#### Problem to solve
Return every line below in which "Mihály" appears.

#### A block of data

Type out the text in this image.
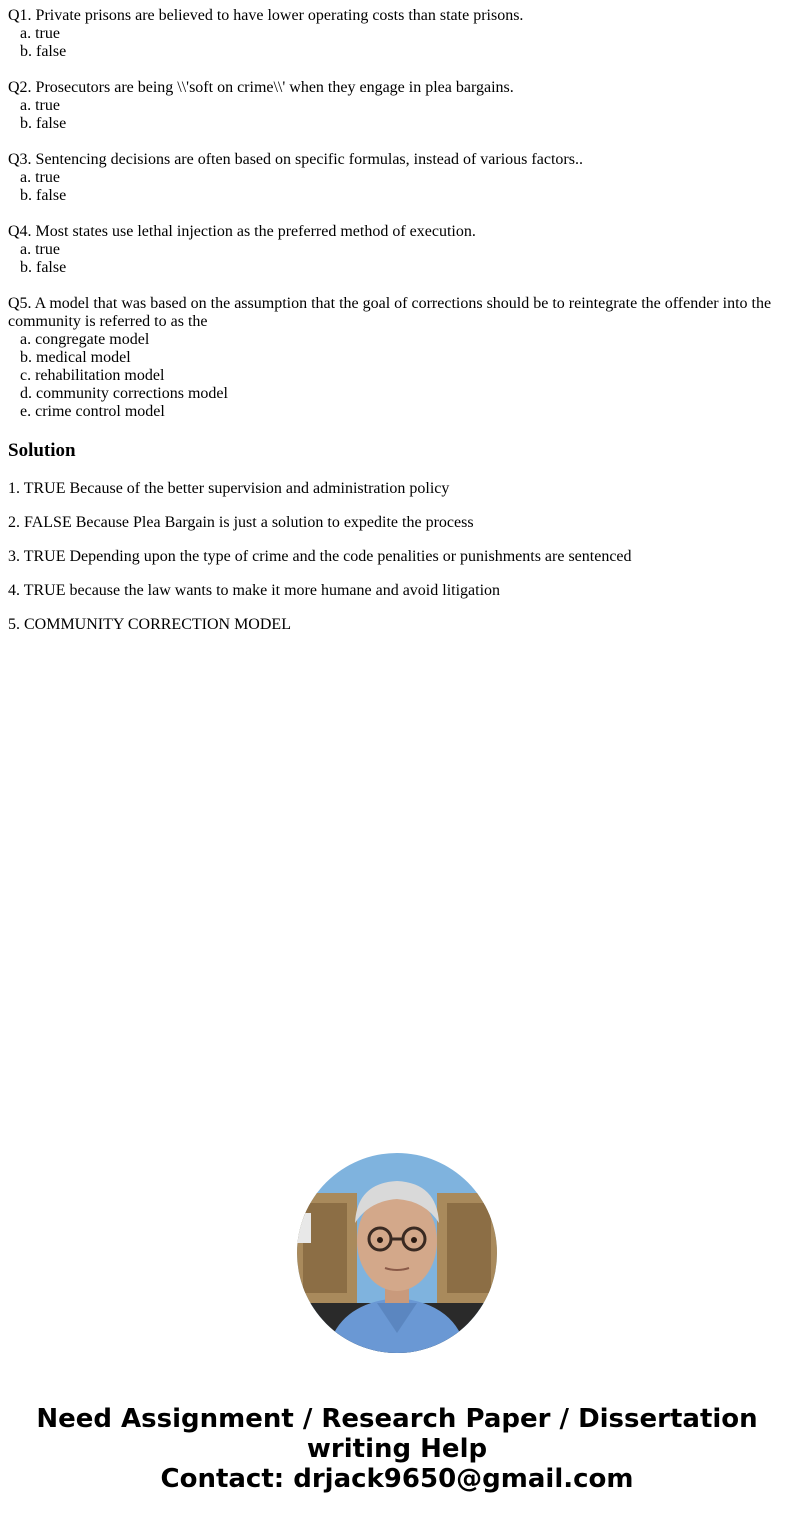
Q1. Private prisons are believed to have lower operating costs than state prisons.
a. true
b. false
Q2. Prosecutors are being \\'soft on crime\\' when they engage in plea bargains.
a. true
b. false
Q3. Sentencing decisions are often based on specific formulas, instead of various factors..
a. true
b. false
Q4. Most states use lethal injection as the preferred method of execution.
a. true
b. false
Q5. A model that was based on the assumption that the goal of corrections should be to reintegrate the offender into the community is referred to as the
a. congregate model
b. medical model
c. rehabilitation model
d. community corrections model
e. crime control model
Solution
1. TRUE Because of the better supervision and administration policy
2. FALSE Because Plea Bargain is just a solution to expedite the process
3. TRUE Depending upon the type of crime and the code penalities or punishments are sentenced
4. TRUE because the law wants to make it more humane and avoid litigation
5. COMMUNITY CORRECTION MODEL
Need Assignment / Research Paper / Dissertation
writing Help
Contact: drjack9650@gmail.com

==

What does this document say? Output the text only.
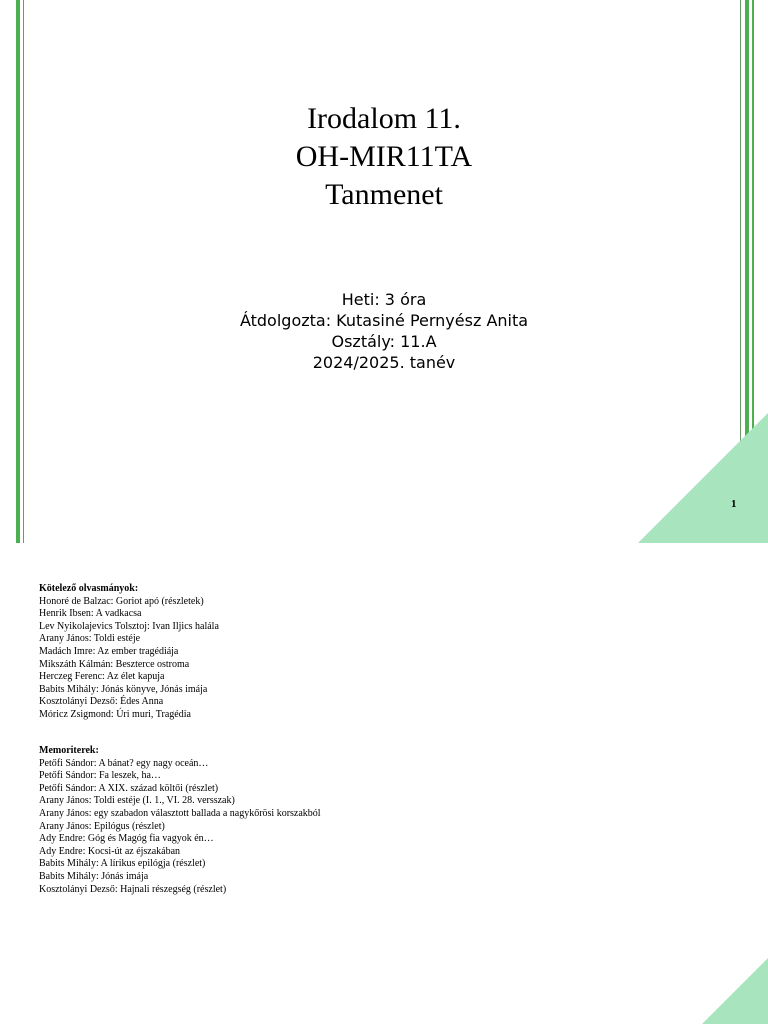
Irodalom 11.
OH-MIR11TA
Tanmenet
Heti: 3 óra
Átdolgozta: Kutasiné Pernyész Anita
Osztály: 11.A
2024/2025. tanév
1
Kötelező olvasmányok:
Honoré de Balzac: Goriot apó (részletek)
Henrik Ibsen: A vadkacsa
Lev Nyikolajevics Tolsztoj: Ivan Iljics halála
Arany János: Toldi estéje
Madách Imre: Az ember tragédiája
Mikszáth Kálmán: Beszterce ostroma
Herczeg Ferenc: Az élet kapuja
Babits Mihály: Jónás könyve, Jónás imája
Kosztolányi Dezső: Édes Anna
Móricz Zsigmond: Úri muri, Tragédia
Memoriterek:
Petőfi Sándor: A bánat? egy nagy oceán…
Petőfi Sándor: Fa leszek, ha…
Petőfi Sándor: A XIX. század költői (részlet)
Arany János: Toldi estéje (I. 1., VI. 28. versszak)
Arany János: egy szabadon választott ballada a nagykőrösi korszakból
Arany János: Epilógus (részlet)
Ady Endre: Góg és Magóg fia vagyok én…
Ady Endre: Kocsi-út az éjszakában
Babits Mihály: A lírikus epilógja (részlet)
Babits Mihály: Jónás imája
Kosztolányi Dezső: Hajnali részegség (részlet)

#### Answer to this exercise
Babits Mihály: Jónás könyve, Jónás imája
Babits Mihály: A lírikus epilógja (részlet)
Babits Mihály: Jónás imája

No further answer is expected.